## DATA PROVIDED
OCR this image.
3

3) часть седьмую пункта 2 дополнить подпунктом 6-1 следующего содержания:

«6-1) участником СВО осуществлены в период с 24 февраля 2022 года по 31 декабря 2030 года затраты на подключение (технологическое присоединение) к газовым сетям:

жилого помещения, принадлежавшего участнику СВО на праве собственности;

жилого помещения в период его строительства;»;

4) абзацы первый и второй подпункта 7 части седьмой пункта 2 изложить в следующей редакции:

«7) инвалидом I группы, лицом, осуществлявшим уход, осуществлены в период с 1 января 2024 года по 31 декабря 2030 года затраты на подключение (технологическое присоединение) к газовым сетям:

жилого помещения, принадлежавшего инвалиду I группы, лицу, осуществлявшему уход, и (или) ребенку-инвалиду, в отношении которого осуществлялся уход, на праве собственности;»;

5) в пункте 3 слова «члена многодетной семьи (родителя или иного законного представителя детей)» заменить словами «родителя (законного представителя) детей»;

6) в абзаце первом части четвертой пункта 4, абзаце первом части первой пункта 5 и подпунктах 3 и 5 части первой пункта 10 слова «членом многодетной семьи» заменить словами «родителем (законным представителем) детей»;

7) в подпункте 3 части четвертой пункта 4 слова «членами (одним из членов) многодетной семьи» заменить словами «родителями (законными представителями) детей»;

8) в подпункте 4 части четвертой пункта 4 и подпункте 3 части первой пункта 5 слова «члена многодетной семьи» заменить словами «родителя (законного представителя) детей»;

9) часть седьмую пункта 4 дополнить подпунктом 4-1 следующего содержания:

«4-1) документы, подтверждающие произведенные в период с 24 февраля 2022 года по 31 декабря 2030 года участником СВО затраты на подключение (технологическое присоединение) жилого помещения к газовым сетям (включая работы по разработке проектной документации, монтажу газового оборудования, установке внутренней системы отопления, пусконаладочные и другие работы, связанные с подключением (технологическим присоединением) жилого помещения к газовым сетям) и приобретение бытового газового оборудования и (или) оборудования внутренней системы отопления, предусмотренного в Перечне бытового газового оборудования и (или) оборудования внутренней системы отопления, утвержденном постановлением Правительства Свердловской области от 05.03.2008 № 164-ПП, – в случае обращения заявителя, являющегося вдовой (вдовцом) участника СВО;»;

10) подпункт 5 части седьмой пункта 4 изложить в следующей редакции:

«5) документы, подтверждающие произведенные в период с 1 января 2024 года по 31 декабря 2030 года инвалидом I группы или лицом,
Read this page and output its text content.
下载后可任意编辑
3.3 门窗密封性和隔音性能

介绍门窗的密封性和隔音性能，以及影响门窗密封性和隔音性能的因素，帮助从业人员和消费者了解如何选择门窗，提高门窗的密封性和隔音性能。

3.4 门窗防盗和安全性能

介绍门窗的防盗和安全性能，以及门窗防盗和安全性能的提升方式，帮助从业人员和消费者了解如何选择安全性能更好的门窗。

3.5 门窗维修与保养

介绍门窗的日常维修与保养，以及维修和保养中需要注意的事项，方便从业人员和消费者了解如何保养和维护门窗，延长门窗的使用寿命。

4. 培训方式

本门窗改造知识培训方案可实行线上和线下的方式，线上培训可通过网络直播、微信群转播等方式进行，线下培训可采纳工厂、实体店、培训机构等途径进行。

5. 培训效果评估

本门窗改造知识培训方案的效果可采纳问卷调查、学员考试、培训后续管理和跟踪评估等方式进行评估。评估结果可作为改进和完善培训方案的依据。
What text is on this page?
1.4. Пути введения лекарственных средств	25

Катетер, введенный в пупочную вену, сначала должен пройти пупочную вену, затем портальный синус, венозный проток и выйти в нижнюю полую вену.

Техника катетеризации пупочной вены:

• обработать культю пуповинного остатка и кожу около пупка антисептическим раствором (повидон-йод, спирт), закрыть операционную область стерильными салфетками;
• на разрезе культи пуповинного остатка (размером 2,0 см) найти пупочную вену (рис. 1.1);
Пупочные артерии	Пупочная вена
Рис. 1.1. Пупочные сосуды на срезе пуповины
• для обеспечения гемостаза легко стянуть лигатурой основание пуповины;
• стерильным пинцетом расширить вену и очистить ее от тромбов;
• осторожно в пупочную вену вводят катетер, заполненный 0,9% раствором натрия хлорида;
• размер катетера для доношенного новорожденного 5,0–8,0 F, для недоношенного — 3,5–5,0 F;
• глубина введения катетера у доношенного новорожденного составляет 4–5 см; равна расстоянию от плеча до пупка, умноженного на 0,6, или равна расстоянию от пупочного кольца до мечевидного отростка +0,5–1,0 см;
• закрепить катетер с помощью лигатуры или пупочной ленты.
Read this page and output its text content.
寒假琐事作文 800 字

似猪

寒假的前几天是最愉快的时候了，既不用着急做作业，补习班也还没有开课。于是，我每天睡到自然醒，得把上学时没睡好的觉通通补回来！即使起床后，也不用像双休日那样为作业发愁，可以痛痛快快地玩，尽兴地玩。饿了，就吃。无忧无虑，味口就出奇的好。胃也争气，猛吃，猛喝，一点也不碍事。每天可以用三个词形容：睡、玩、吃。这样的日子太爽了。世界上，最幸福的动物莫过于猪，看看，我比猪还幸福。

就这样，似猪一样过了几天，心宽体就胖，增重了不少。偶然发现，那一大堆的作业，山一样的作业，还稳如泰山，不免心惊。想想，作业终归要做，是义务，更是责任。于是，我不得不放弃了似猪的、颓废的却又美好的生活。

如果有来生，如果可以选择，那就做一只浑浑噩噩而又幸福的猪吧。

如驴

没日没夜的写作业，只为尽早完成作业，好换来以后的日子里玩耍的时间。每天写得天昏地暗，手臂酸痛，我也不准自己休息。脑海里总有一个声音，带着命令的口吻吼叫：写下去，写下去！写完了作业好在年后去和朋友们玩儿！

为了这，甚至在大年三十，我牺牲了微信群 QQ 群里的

## SHORT EXERCISE
Identify all lines where the word "доношенного" shows up. Copy them.

## ANSWER TO THIS TASK
• размер катетера для доношенного новорожденного 5,0–8,0 F, для недоношенного — 3,5–5,0 F;
• глубина введения катетера у доношенного новорожденного составляет 4–5 см; равна расстоянию от плеча до пупка, умноженного на 0,6, или равна расстоянию от пупочного кольца до мечевидного отростка +0,5–1,0 см;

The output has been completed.